>> BEGIN DATA EXTRACT
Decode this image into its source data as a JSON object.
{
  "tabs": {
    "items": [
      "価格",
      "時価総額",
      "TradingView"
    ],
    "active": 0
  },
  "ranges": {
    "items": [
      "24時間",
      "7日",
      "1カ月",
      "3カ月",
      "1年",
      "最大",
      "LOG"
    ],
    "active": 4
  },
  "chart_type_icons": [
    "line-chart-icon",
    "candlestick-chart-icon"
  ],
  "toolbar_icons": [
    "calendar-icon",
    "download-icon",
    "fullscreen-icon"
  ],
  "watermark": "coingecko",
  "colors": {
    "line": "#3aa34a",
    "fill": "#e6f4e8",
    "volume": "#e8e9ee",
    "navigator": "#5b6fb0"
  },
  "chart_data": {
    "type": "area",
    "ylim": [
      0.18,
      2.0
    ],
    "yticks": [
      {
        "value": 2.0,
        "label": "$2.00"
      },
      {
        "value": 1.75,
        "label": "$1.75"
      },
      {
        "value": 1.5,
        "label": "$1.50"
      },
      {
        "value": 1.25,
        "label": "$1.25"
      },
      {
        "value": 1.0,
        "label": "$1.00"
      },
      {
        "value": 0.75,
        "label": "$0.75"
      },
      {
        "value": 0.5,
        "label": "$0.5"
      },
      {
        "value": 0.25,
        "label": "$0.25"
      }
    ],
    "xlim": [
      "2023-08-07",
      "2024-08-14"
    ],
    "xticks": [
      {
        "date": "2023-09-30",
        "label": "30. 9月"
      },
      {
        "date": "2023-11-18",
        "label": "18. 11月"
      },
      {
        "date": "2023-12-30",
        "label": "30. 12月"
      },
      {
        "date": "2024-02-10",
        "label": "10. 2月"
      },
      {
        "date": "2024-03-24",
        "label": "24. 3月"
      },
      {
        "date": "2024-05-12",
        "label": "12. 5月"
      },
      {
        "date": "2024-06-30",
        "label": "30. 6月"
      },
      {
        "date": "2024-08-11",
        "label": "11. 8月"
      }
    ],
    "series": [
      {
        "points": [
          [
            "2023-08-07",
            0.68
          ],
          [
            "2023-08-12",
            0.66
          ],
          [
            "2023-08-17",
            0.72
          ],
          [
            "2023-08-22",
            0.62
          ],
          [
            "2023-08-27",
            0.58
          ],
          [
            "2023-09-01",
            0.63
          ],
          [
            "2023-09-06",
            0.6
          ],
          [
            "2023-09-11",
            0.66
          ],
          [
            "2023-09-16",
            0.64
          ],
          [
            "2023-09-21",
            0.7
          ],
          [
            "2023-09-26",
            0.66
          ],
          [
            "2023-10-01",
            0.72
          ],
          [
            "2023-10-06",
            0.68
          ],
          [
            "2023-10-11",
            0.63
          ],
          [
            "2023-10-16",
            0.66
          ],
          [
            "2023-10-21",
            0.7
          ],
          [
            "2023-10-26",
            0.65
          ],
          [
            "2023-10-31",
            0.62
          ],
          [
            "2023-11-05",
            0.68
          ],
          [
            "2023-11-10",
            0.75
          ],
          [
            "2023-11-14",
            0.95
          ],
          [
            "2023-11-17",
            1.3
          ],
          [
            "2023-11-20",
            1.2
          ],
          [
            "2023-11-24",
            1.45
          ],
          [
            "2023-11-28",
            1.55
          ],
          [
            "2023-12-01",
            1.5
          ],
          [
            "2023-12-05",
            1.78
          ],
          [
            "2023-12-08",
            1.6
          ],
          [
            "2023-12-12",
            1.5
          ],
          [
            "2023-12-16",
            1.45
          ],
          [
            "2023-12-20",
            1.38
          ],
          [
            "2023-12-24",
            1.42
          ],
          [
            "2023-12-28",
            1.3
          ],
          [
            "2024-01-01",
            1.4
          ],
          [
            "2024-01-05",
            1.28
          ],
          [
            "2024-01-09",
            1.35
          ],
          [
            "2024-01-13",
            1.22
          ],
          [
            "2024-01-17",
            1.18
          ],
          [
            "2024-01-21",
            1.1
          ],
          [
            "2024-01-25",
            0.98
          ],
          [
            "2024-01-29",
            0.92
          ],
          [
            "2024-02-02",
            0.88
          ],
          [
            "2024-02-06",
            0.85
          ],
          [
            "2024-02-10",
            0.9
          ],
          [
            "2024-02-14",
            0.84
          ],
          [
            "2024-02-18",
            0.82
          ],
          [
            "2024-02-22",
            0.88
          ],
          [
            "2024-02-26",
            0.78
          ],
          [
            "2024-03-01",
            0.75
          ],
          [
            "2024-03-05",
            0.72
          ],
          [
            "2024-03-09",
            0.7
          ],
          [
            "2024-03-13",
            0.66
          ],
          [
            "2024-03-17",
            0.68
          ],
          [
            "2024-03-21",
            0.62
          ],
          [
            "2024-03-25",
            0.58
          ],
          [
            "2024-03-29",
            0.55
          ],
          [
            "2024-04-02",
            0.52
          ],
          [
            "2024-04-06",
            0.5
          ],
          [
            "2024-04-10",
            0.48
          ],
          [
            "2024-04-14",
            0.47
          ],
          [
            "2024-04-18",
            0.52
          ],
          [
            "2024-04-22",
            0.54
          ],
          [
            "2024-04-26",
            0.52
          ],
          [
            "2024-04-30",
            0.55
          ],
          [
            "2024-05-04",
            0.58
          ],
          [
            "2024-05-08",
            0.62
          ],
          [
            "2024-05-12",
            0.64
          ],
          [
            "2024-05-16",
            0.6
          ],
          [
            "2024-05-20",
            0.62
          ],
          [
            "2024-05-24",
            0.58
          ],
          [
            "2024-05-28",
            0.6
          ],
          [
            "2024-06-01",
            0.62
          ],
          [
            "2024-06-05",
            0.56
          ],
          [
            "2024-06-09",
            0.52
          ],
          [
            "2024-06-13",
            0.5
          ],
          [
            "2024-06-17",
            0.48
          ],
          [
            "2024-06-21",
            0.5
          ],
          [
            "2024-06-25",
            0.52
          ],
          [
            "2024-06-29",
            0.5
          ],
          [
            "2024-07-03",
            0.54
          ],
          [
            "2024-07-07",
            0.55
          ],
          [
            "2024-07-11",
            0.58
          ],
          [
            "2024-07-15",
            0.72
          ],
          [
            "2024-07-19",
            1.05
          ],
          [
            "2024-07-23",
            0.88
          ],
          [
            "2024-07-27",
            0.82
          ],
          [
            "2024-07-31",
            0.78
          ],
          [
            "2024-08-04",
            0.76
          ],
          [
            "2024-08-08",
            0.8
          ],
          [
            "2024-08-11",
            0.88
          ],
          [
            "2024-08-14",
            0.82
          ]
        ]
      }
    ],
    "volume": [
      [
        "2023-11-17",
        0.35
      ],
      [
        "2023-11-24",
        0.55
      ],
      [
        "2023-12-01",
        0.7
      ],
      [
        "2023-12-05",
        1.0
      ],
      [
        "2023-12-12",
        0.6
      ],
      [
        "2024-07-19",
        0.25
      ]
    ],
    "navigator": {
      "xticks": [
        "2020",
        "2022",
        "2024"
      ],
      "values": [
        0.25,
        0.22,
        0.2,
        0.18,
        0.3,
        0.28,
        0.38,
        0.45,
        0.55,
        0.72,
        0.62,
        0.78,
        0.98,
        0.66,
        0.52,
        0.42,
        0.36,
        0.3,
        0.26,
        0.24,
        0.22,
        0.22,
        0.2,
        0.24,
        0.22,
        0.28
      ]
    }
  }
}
>> END DATA EXTRACT
WHAT IS ASKED: Which lines hold the word "date"? Copy each of them from the records.

RESPONSE TO THIS TASK:
        "date": "2023-09-30",
        "date": "2023-11-18",
        "date": "2023-12-30",
        "date": "2024-02-10",
        "date": "2024-03-24",
        "date": "2024-05-12",
        "date": "2024-06-30",
        "date": "2024-08-11",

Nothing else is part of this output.